### GIVEN TASK
Locate every line in the records below that contains the word "this", and copy each one.

### INPUT MATERIAL

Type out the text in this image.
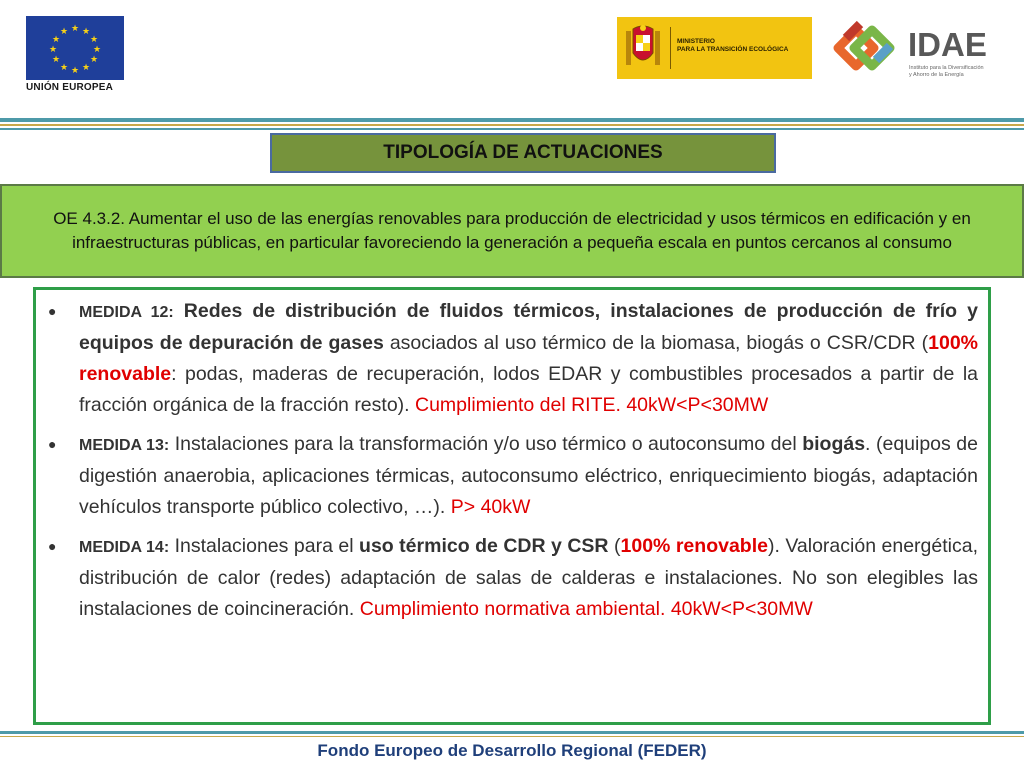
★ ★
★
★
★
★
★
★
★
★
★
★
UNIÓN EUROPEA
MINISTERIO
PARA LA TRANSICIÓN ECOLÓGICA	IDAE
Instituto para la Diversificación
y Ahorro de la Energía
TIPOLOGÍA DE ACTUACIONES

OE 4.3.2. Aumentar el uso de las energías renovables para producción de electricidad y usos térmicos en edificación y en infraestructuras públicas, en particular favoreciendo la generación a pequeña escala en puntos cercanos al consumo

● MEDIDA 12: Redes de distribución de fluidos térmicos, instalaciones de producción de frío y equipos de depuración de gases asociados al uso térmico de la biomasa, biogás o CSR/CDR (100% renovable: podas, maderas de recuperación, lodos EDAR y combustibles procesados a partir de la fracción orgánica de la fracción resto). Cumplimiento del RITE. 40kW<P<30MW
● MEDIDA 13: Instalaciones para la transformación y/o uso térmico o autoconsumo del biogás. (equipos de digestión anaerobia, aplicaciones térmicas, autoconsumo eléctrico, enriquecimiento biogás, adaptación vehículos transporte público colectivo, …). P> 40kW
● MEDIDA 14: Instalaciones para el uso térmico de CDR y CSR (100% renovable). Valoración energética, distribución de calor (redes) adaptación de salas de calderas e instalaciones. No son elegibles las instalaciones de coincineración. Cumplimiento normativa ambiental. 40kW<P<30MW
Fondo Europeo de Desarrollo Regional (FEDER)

--

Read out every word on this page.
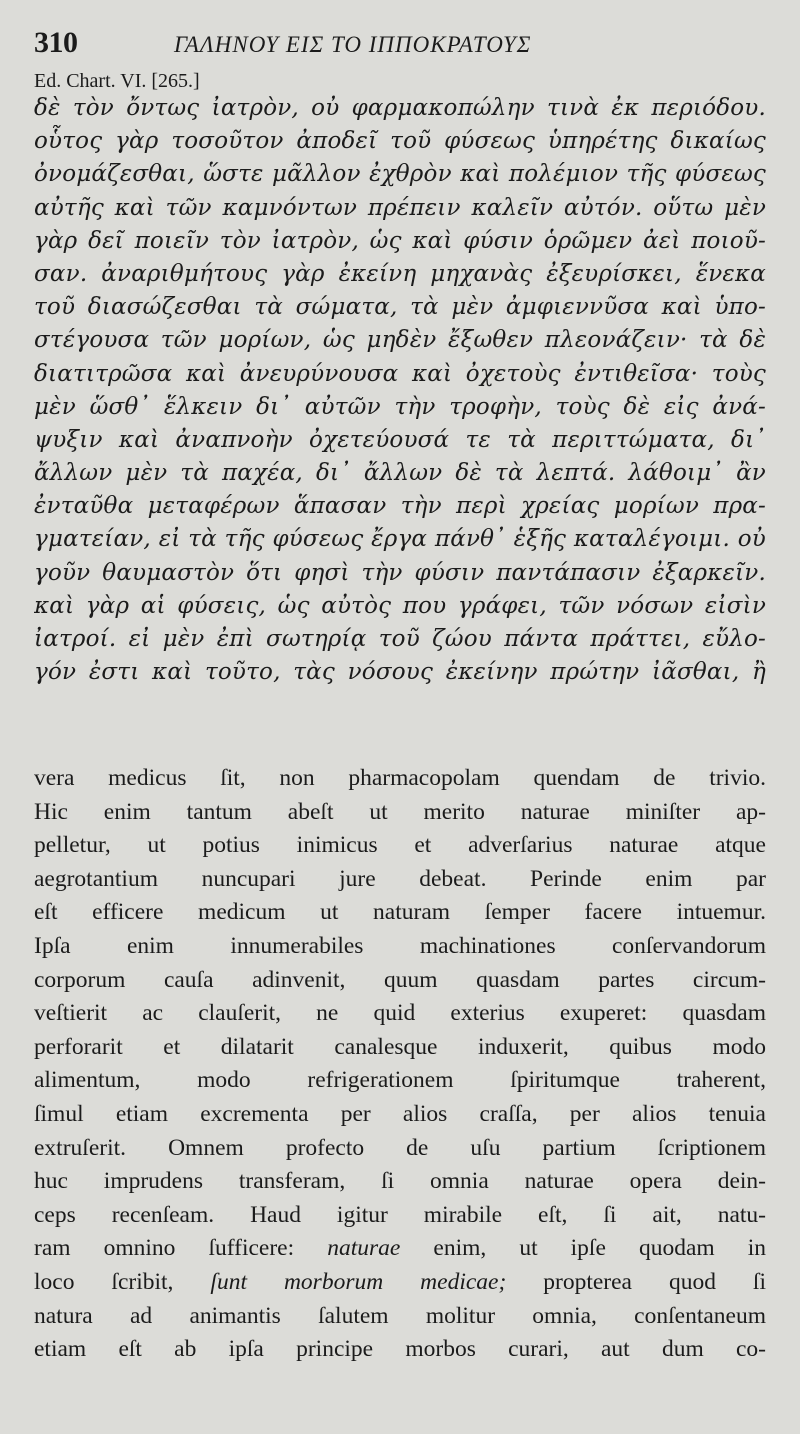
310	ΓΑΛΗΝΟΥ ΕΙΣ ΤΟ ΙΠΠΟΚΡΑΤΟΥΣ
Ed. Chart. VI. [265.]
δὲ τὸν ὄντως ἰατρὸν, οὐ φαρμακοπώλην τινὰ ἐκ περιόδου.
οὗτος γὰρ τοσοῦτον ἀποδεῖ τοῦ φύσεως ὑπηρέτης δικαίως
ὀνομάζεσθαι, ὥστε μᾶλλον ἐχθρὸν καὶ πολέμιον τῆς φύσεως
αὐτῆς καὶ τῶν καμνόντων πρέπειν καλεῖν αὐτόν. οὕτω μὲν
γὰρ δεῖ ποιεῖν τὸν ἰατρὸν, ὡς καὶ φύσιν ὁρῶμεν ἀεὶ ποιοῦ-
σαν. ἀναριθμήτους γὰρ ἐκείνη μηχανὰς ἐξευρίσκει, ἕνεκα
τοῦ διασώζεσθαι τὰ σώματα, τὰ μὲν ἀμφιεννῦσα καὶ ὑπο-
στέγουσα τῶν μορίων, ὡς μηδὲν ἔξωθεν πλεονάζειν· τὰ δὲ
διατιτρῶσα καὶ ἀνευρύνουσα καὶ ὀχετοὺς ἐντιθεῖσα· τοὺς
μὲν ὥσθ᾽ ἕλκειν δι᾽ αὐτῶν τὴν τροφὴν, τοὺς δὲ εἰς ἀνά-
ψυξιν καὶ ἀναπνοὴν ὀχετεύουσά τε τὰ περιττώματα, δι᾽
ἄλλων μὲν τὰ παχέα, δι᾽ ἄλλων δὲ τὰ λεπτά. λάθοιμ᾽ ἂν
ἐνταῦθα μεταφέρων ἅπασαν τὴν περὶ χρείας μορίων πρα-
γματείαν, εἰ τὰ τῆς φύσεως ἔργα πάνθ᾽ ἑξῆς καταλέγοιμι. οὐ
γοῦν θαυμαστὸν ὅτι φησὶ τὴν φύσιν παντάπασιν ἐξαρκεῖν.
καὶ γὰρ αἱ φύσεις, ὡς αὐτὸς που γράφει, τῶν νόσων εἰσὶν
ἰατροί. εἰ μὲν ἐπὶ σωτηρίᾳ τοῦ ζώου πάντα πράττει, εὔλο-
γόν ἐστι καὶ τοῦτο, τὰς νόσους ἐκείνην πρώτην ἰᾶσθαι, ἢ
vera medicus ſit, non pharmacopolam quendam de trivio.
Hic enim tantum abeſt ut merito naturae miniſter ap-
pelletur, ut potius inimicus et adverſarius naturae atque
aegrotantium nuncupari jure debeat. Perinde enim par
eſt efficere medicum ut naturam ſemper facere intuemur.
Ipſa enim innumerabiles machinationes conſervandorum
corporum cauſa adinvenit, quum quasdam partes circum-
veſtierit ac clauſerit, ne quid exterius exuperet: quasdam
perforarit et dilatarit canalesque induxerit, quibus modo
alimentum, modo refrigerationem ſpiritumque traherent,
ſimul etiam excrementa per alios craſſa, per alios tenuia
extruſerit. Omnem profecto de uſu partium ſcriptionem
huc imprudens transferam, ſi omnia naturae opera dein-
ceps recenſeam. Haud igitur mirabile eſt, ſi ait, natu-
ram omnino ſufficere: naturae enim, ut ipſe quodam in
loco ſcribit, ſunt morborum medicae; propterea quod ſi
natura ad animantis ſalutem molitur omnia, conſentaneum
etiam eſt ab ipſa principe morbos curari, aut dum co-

### TASK RESPONSE
Type out the text in this image.
Read out every word on this page.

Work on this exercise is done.